Reproduce each line bearing the word "title".
····················
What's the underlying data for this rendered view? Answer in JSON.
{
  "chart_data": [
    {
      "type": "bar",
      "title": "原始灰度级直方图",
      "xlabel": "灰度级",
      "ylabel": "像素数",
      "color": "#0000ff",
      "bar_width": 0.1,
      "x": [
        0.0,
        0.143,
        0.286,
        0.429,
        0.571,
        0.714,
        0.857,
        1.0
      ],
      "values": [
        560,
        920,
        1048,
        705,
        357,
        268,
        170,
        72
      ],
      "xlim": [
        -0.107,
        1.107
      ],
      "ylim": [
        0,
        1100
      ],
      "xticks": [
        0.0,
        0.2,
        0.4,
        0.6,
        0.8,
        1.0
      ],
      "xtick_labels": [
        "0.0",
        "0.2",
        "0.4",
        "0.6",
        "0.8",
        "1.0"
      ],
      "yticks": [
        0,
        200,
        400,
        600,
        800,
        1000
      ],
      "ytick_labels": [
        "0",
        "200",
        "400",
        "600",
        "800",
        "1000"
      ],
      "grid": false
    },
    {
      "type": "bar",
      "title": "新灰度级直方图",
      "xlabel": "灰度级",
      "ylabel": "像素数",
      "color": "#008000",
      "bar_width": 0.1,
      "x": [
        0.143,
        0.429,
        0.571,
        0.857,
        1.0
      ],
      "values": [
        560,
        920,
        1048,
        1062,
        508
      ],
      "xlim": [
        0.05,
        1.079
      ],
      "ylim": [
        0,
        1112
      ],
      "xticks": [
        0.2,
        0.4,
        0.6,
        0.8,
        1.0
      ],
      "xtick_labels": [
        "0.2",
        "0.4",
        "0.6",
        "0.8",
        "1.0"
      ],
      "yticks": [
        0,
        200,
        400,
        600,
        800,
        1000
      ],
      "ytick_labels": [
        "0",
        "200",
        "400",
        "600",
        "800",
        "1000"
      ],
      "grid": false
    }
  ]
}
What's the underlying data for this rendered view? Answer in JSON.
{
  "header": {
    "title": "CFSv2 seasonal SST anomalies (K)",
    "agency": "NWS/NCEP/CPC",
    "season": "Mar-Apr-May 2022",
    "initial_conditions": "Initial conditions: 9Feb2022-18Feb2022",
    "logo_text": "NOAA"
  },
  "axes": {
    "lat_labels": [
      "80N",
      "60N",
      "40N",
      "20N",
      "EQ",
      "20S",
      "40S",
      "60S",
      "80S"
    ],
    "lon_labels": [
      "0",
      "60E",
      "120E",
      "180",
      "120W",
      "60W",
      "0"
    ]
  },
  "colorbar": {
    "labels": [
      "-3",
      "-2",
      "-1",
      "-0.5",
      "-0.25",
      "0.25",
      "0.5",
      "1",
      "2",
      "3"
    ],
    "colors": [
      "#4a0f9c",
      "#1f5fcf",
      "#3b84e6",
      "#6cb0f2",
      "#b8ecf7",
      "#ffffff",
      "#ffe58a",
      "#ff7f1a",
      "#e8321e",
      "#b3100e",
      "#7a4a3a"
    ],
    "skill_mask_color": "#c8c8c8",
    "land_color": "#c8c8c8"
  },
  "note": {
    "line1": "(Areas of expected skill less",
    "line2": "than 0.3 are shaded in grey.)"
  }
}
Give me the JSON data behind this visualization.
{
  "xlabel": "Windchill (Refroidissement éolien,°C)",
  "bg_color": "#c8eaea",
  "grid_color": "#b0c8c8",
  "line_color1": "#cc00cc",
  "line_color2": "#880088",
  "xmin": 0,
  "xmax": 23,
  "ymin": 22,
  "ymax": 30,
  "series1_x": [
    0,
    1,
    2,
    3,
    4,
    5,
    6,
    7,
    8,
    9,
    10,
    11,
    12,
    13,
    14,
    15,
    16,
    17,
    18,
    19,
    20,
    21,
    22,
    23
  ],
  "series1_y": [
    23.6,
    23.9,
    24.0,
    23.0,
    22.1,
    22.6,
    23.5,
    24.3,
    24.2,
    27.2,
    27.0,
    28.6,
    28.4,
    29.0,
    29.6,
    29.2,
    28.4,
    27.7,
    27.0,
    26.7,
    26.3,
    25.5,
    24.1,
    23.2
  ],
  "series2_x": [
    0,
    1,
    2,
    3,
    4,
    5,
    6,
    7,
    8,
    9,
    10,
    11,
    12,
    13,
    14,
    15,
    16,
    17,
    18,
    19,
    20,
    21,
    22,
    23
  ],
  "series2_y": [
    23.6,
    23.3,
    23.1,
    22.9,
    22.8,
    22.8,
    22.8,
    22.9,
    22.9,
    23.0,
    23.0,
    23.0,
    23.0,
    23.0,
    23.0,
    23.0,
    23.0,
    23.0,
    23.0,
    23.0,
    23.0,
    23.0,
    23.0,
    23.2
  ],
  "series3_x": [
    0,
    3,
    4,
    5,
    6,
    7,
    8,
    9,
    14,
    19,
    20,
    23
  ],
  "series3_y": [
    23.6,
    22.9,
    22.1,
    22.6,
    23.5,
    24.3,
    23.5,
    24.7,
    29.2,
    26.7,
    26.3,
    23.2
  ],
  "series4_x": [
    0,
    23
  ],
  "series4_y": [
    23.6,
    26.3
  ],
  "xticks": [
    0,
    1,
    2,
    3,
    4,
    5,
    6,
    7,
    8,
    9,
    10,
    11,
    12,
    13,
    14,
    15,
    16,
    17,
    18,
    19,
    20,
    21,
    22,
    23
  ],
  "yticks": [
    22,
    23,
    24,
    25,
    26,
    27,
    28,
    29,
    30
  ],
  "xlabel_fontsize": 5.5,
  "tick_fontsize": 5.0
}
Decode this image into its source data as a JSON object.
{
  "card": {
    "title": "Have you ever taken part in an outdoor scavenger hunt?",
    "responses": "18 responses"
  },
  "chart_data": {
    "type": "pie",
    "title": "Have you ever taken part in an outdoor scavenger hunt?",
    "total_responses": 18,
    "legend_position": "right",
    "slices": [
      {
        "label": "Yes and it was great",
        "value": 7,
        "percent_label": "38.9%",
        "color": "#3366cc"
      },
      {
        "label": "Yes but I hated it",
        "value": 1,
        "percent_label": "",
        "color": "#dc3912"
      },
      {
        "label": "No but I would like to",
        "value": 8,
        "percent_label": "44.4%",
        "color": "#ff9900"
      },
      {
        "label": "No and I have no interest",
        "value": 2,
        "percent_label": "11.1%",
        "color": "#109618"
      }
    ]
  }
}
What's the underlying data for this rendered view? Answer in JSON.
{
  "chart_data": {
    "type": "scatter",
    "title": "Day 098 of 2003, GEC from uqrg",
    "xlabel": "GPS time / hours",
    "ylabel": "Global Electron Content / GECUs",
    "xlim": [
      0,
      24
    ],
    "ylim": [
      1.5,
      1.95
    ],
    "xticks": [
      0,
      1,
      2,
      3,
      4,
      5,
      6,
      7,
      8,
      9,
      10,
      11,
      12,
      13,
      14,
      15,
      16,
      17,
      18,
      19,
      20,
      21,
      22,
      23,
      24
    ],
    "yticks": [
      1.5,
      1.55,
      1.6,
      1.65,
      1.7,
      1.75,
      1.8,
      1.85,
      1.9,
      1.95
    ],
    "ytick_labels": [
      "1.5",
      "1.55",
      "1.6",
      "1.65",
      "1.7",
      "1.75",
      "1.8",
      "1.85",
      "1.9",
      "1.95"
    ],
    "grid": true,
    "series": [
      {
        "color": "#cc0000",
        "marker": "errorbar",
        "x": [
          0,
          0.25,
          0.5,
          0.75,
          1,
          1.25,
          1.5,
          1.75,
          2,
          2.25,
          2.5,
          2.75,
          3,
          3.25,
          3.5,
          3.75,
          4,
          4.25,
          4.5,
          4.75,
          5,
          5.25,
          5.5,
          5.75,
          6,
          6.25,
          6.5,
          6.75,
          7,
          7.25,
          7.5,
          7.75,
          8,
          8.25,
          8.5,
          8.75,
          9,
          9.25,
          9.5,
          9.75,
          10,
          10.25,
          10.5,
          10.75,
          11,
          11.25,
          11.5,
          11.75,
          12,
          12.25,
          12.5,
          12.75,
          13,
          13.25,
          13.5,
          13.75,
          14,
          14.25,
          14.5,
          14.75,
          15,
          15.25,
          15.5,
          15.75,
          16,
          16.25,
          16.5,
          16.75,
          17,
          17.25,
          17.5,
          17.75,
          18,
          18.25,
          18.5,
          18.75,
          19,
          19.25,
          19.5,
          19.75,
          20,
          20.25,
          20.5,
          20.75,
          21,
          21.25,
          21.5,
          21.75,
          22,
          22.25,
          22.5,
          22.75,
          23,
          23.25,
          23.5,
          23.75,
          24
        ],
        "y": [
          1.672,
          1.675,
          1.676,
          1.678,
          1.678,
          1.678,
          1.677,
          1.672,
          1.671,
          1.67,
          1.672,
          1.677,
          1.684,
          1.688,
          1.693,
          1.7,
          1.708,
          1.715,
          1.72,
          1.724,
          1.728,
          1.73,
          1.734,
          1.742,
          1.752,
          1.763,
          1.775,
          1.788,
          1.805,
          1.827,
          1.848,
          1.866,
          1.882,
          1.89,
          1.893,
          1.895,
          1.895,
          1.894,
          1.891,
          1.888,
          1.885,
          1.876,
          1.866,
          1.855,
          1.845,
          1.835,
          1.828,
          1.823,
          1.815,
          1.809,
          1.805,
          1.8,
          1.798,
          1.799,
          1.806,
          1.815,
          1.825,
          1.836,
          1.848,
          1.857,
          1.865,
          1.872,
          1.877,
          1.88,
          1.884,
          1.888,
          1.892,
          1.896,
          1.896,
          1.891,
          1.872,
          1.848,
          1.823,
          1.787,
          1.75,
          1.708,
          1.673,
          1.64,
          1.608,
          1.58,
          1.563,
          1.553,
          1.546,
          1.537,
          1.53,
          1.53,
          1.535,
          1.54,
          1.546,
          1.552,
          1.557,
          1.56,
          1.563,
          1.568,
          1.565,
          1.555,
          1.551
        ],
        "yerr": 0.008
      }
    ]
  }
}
····················
**Answer to this task**
      "title": "原始灰度级直方图",
      "title": "新灰度级直方图",
    "title": "CFSv2 seasonal SST anomalies (K)",
    "title": "Have you ever taken part in an outdoor scavenger hunt?",
    "title": "Have you ever taken part in an outdoor scavenger hunt?",
    "title": "Day 098 of 2003, GEC from uqrg",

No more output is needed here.